## WHAT TO WORK ON
Take the line that has "Reverse-engineer this chart into JSON." in it and every line after it to the end of the entries, and reproduce them exactly.

--- start of LISTING ---

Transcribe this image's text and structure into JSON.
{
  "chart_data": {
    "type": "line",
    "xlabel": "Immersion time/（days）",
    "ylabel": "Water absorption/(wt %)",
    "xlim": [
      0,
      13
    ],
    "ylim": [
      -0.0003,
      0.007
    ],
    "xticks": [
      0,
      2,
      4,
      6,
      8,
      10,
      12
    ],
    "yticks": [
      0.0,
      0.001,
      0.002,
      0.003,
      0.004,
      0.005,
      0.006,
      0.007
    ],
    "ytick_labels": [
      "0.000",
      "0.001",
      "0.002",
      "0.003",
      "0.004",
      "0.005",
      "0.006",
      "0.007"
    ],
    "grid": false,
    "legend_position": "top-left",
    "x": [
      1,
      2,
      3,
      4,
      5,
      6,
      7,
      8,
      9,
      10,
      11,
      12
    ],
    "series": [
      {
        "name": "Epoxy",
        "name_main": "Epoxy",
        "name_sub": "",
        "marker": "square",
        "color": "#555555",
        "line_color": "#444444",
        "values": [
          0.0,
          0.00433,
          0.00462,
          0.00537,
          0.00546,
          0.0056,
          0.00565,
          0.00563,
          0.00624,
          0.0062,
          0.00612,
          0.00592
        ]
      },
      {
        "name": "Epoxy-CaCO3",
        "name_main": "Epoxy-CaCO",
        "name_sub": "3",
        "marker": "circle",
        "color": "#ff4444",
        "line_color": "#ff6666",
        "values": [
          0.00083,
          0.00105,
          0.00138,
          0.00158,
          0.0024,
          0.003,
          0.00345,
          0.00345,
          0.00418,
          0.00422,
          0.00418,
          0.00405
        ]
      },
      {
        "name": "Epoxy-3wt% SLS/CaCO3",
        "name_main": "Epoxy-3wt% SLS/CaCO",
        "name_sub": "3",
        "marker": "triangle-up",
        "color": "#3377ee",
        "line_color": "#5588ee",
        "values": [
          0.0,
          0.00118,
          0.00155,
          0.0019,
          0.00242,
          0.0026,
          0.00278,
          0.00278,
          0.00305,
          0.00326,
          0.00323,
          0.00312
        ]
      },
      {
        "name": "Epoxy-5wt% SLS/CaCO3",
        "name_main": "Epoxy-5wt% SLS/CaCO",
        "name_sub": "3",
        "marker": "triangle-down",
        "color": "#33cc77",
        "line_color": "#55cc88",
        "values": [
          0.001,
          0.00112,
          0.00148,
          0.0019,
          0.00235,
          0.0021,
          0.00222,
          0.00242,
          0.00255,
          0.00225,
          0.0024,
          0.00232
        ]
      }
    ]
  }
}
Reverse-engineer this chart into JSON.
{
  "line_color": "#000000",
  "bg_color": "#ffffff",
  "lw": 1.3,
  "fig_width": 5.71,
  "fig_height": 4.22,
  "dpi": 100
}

--- end of LISTING ---

## TASK RESULT
Reverse-engineer this chart into JSON.
{
  "line_color": "#000000",
  "bg_color": "#ffffff",
  "lw": 1.3,
  "fig_width": 5.71,
  "fig_height": 4.22,
  "dpi": 100
}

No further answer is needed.